WHAT YOU WILL DO:
Every line from the one with "Extract all readable text from this page." through the end of the entries below should be written out exactly; the pictures should not.

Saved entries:
#####

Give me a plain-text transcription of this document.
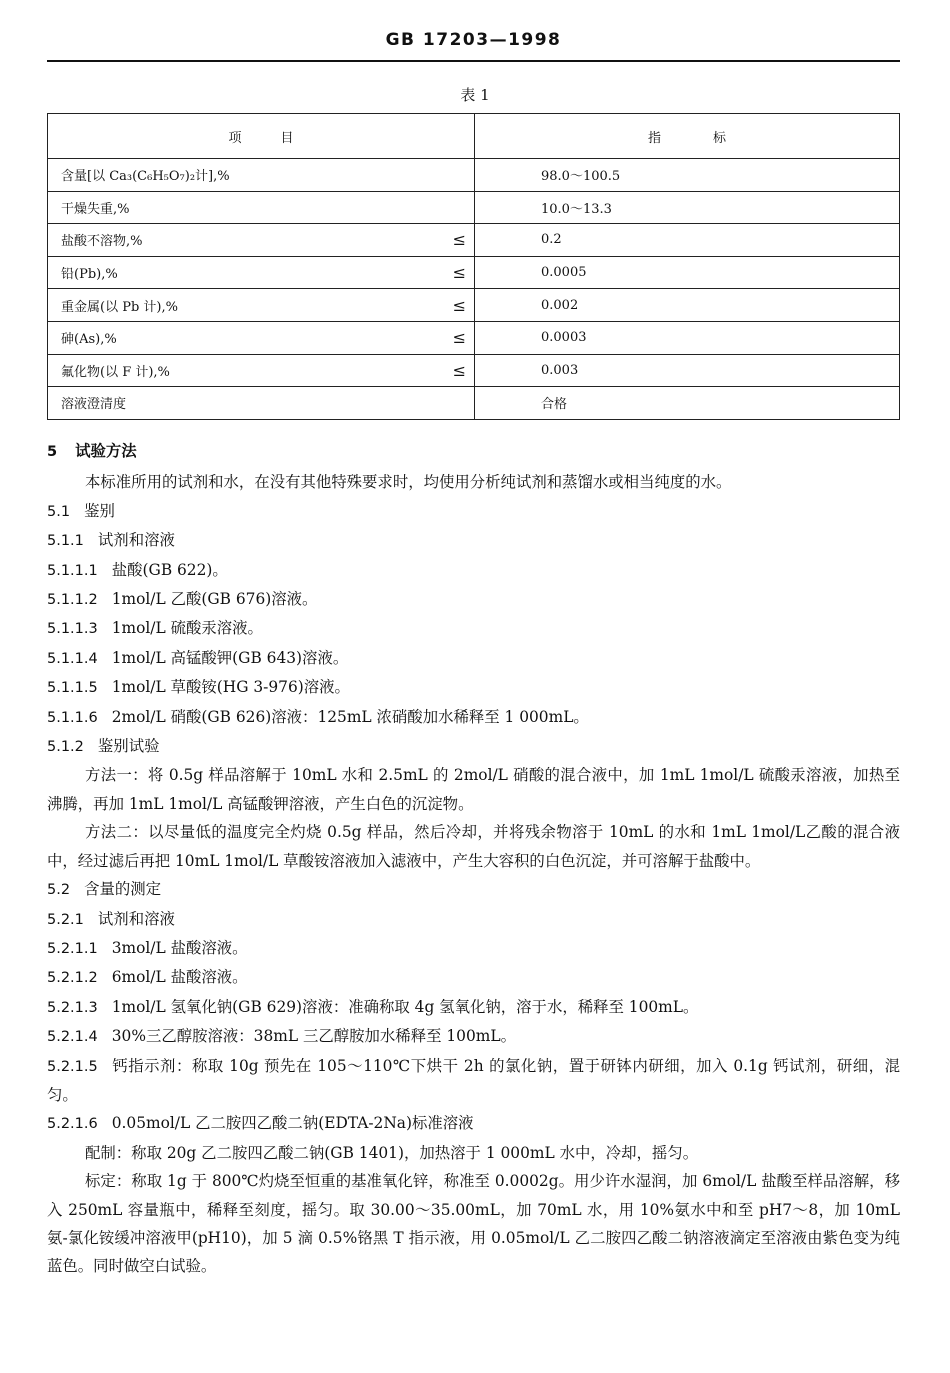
GB 17203—1998
表 1
项　　　目	指　　　　标

含量[以 Ca₃(C₆H₅O₇)₂计],%	98.0～100.5

干燥失重,%	10.0～13.3

盐酸不溶物,% ≤	0.2

铅(Pb),% ≤	0.0005

重金属(以 Pb 计),% ≤	0.002

砷(As),% ≤	0.0003

氟化物(以 F 计),% ≤	0.003

溶液澄清度	合格
5 试验方法
本标准所用的试剂和水，在没有其他特殊要求时，均使用分析纯试剂和蒸馏水或相当纯度的水。
5.1 鉴别
5.1.1 试剂和溶液
5.1.1.1 盐酸(GB 622)。
5.1.1.2 1mol/L 乙酸(GB 676)溶液。
5.1.1.3 1mol/L 硫酸汞溶液。
5.1.1.4 1mol/L 高锰酸钾(GB 643)溶液。
5.1.1.5 1mol/L 草酸铵(HG 3-976)溶液。
5.1.1.6 2mol/L 硝酸(GB 626)溶液：125mL 浓硝酸加水稀释至 1 000mL。
5.1.2 鉴别试验
方法一：将 0.5g 样品溶解于 10mL 水和 2.5mL 的 2mol/L 硝酸的混合液中，加 1mL 1mol/L 硫酸汞溶液，加热至沸腾，再加 1mL 1mol/L 高锰酸钾溶液，产生白色的沉淀物。
方法二：以尽量低的温度完全灼烧 0.5g 样品，然后冷却，并将残余物溶于 10mL 的水和 1mL 1mol/L乙酸的混合液中，经过滤后再把 10mL 1mol/L 草酸铵溶液加入滤液中，产生大容积的白色沉淀，并可溶解于盐酸中。
5.2 含量的测定
5.2.1 试剂和溶液
5.2.1.1 3mol/L 盐酸溶液。
5.2.1.2 6mol/L 盐酸溶液。
5.2.1.3 1mol/L 氢氧化钠(GB 629)溶液：准确称取 4g 氢氧化钠，溶于水，稀释至 100mL。
5.2.1.4 30%三乙醇胺溶液：38mL 三乙醇胺加水稀释至 100mL。
5.2.1.5 钙指示剂：称取 10g 预先在 105～110℃下烘干 2h 的氯化钠，置于研钵内研细，加入 0.1g 钙试剂，研细，混匀。
5.2.1.6 0.05mol/L 乙二胺四乙酸二钠(EDTA-2Na)标准溶液
配制：称取 20g 乙二胺四乙酸二钠(GB 1401)，加热溶于 1 000mL 水中，冷却，摇匀。
标定：称取 1g 于 800℃灼烧至恒重的基准氧化锌，称准至 0.0002g。用少许水湿润，加 6mol/L 盐酸至样品溶解，移入 250mL 容量瓶中，稀释至刻度，摇匀。取 30.00～35.00mL，加 70mL 水，用 10%氨水中和至 pH7～8，加 10mL 氨-氯化铵缓冲溶液甲(pH10)，加 5 滴 0.5%铬黑 T 指示液，用 0.05mol/L 乙二胺四乙酸二钠溶液滴定至溶液由紫色变为纯蓝色。同时做空白试验。
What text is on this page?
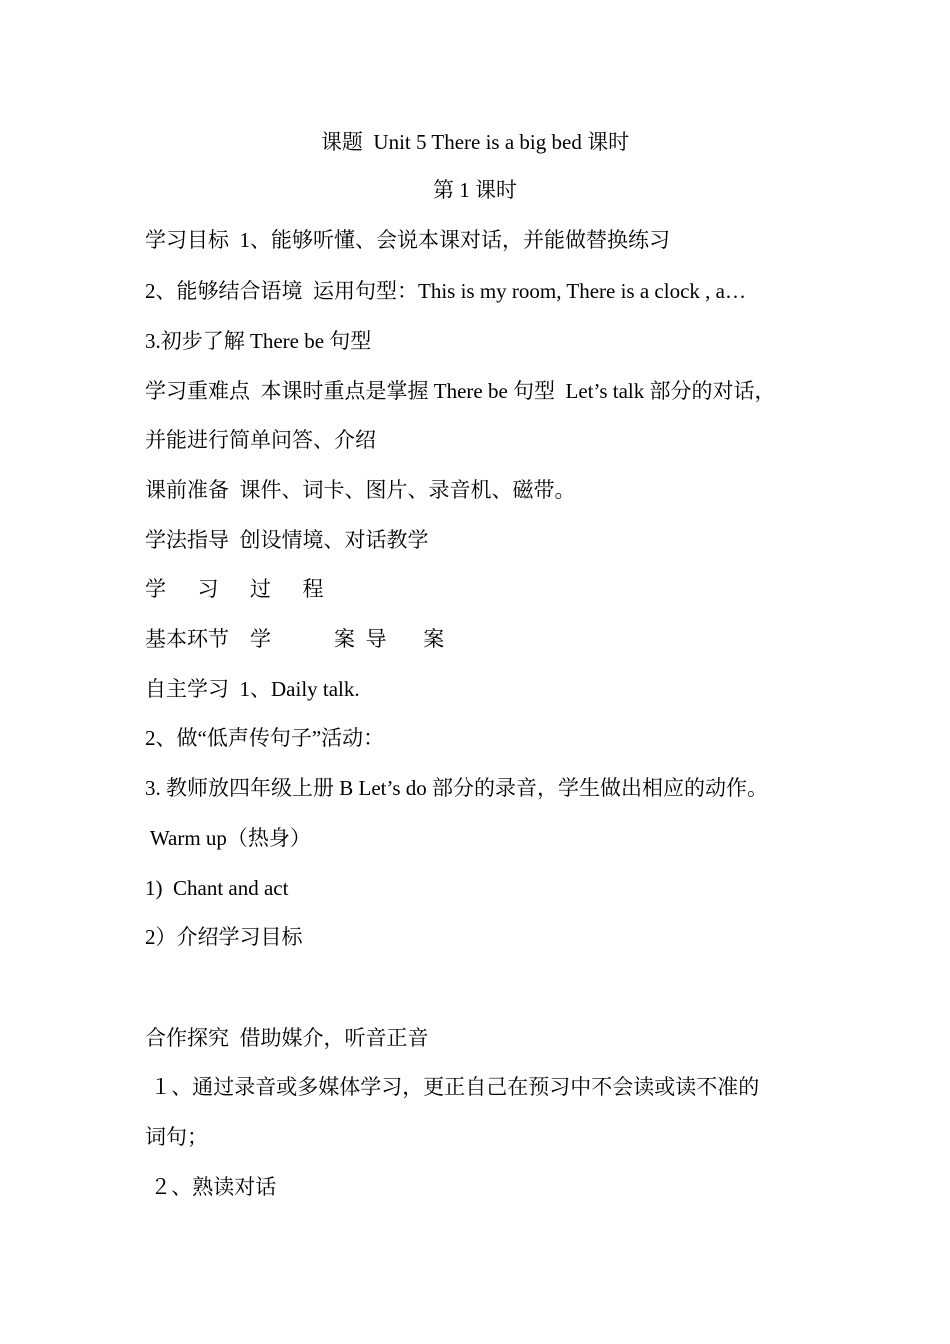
课题  Unit 5 There is a big bed 课时
第 1 课时
学习目标  1、能够听懂、会说本课对话，并能做替换练习
2、能够结合语境  运用句型：This is my room, There is a clock , a…
3.初步了解 There be 句型
学习重难点  本课时重点是掌握 There be 句型  Let’s talk 部分的对话，
并能进行简单问答、介绍
课前准备  课件、词卡、图片、录音机、磁带。
学法指导  创设情境、对话教学
学      习      过      程
基本环节    学            案  导       案
自主学习  1、Daily talk.
2、做“低声传句子”活动：
3. 教师放四年级上册 B Let’s do 部分的录音，学生做出相应的动作。
Warm up（热身）
1)  Chant and act
2）介绍学习目标
合作探究  借助媒介，听音正音
１、通过录音或多媒体学习，更正自己在预习中不会读或读不准的
词句；
２、熟读对话
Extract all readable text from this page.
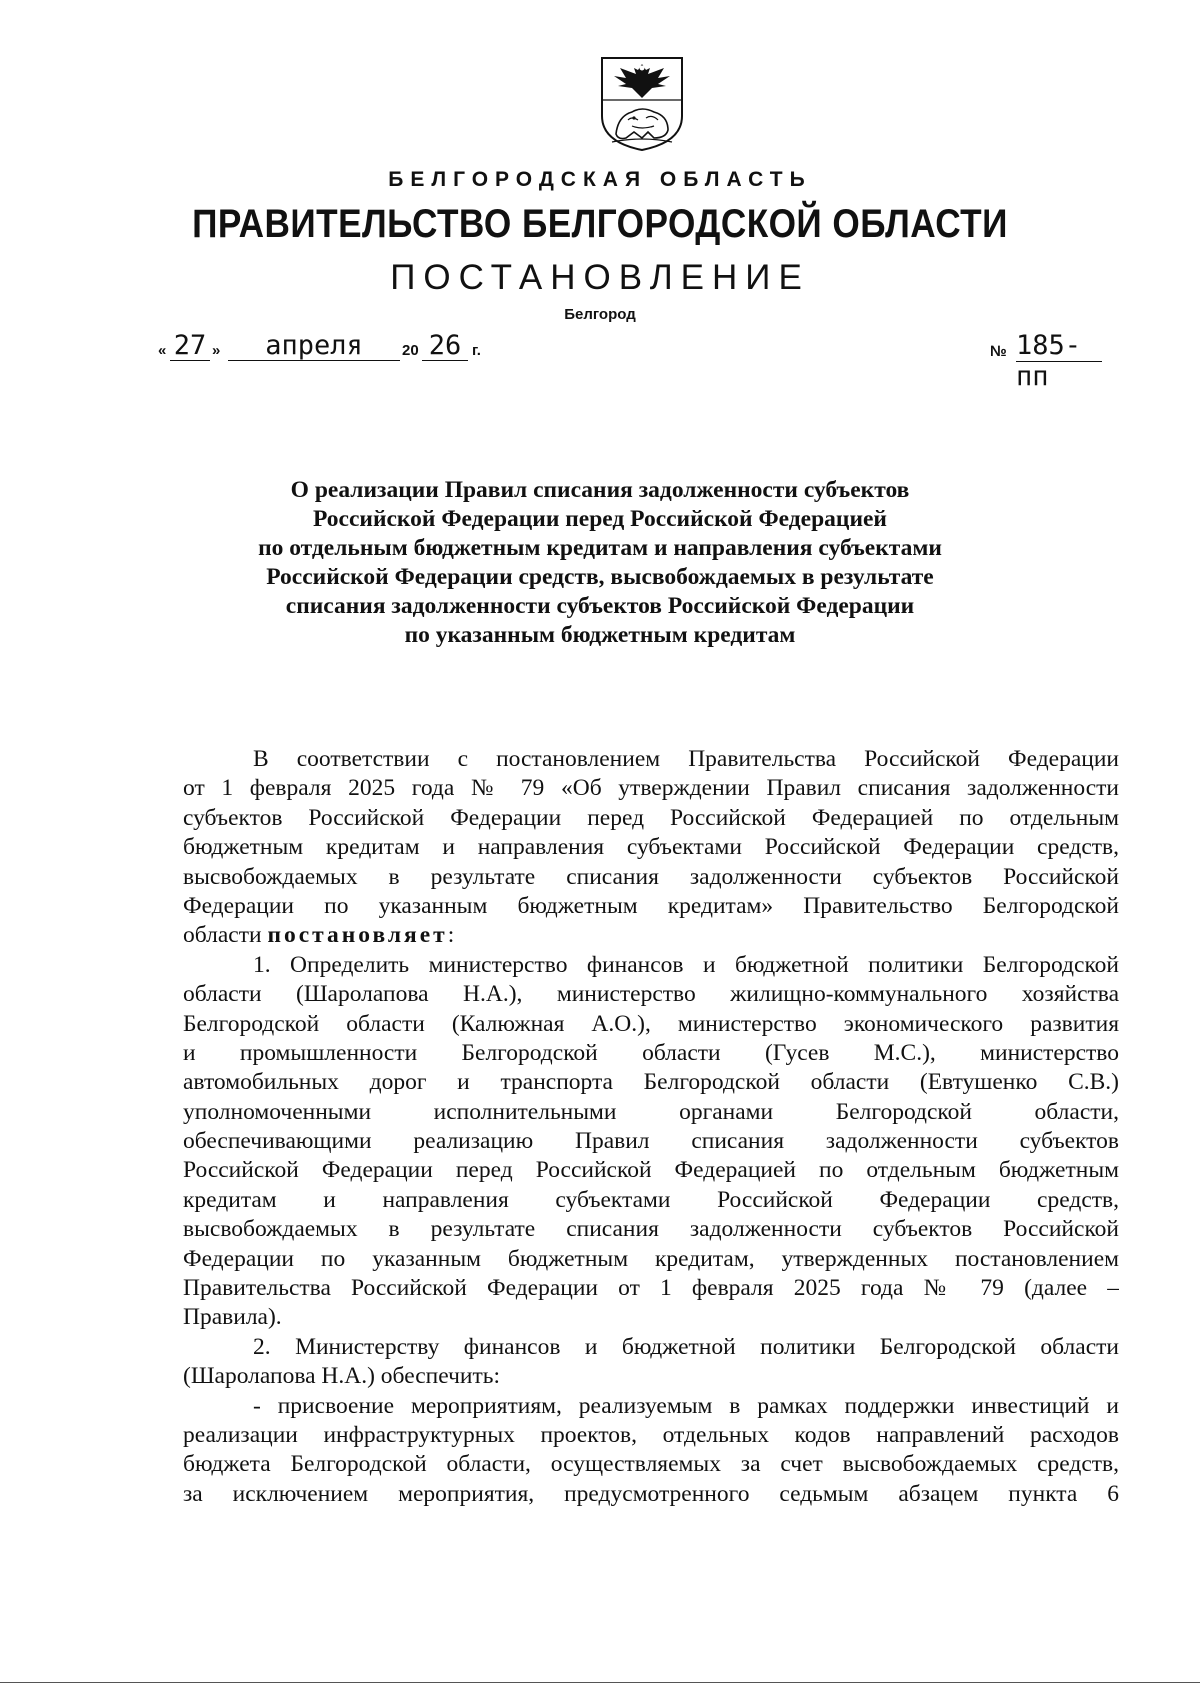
БЕЛГОРОДСКАЯ ОБЛАСТЬ
ПРАВИТЕЛЬСТВО БЕЛГОРОДСКОЙ ОБЛАСТИ
ПОСТАНОВЛЕНИЕ
Белгород
« 27 »	апреля	20 26 г.	№ 185-пп
О реализации Правил списания задолженности субъектов
Российской Федерации перед Российской Федерацией
по отдельным бюджетным кредитам и направления субъектами
Российской Федерации средств, высвобождаемых в результате
списания задолженности субъектов Российской Федерации
по указанным бюджетным кредитам
В соответствии с постановлением Правительства Российской Федерации
от 1 февраля 2025 года № 79 «Об утверждении Правил списания задолженности
субъектов Российской Федерации перед Российской Федерацией по отдельным
бюджетным кредитам и направления субъектами Российской Федерации средств,
высвобождаемых в результате списания задолженности субъектов Российской
Федерации по указанным бюджетным кредитам» Правительство Белгородской
области постановляет:
1. Определить министерство финансов и бюджетной политики Белгородской
области (Шаролапова Н.А.), министерство жилищно-коммунального хозяйства
Белгородской области (Калюжная А.О.), министерство экономического развития
и промышленности Белгородской области (Гусев М.С.), министерство
автомобильных дорог и транспорта Белгородской области (Евтушенко С.В.)
уполномоченными исполнительными органами Белгородской области,
обеспечивающими реализацию Правил списания задолженности субъектов
Российской Федерации перед Российской Федерацией по отдельным бюджетным
кредитам и направления субъектами Российской Федерации средств,
высвобождаемых в результате списания задолженности субъектов Российской
Федерации по указанным бюджетным кредитам, утвержденных постановлением
Правительства Российской Федерации от 1 февраля 2025 года № 79 (далее –
Правила).
2. Министерству финансов и бюджетной политики Белгородской области
(Шаролапова Н.А.) обеспечить:
- присвоение мероприятиям, реализуемым в рамках поддержки инвестиций и
реализации инфраструктурных проектов, отдельных кодов направлений расходов
бюджета Белгородской области, осуществляемых за счет высвобождаемых средств,
за исключением мероприятия, предусмотренного седьмым абзацем пункта 6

#####

RESPONSE BELOW:
Extract all readable text from this page.
БЕЛГОРОДСКАЯ ОБЛАСТЬ
ПРАВИТЕЛЬСТВО БЕЛГОРОДСКОЙ ОБЛАСТИ
ПОСТАНОВЛЕНИЕ
Белгород
« 27 »	апреля	20 26 г.	№ 185-пп
О реализации Правил списания задолженности субъектов
Российской Федерации перед Российской Федерацией
по отдельным бюджетным кредитам и направления субъектами
Российской Федерации средств, высвобождаемых в результате
списания задолженности субъектов Российской Федерации
по указанным бюджетным кредитам
В соответствии с постановлением Правительства Российской Федерации
от 1 февраля 2025 года № 79 «Об утверждении Правил списания задолженности
субъектов Российской Федерации перед Российской Федерацией по отдельным
бюджетным кредитам и направления субъектами Российской Федерации средств,
высвобождаемых в результате списания задолженности субъектов Российской
Федерации по указанным бюджетным кредитам» Правительство Белгородской
области постановляет:
1. Определить министерство финансов и бюджетной политики Белгородской
области (Шаролапова Н.А.), министерство жилищно-коммунального хозяйства
Белгородской области (Калюжная А.О.), министерство экономического развития
и промышленности Белгородской области (Гусев М.С.), министерство
автомобильных дорог и транспорта Белгородской области (Евтушенко С.В.)
уполномоченными исполнительными органами Белгородской области,
обеспечивающими реализацию Правил списания задолженности субъектов
Российской Федерации перед Российской Федерацией по отдельным бюджетным
кредитам и направления субъектами Российской Федерации средств,
высвобождаемых в результате списания задолженности субъектов Российской
Федерации по указанным бюджетным кредитам, утвержденных постановлением
Правительства Российской Федерации от 1 февраля 2025 года № 79 (далее –
Правила).
2. Министерству финансов и бюджетной политики Белгородской области
(Шаролапова Н.А.) обеспечить:
- присвоение мероприятиям, реализуемым в рамках поддержки инвестиций и
реализации инфраструктурных проектов, отдельных кодов направлений расходов
бюджета Белгородской области, осуществляемых за счет высвобождаемых средств,
за исключением мероприятия, предусмотренного седьмым абзацем пункта 6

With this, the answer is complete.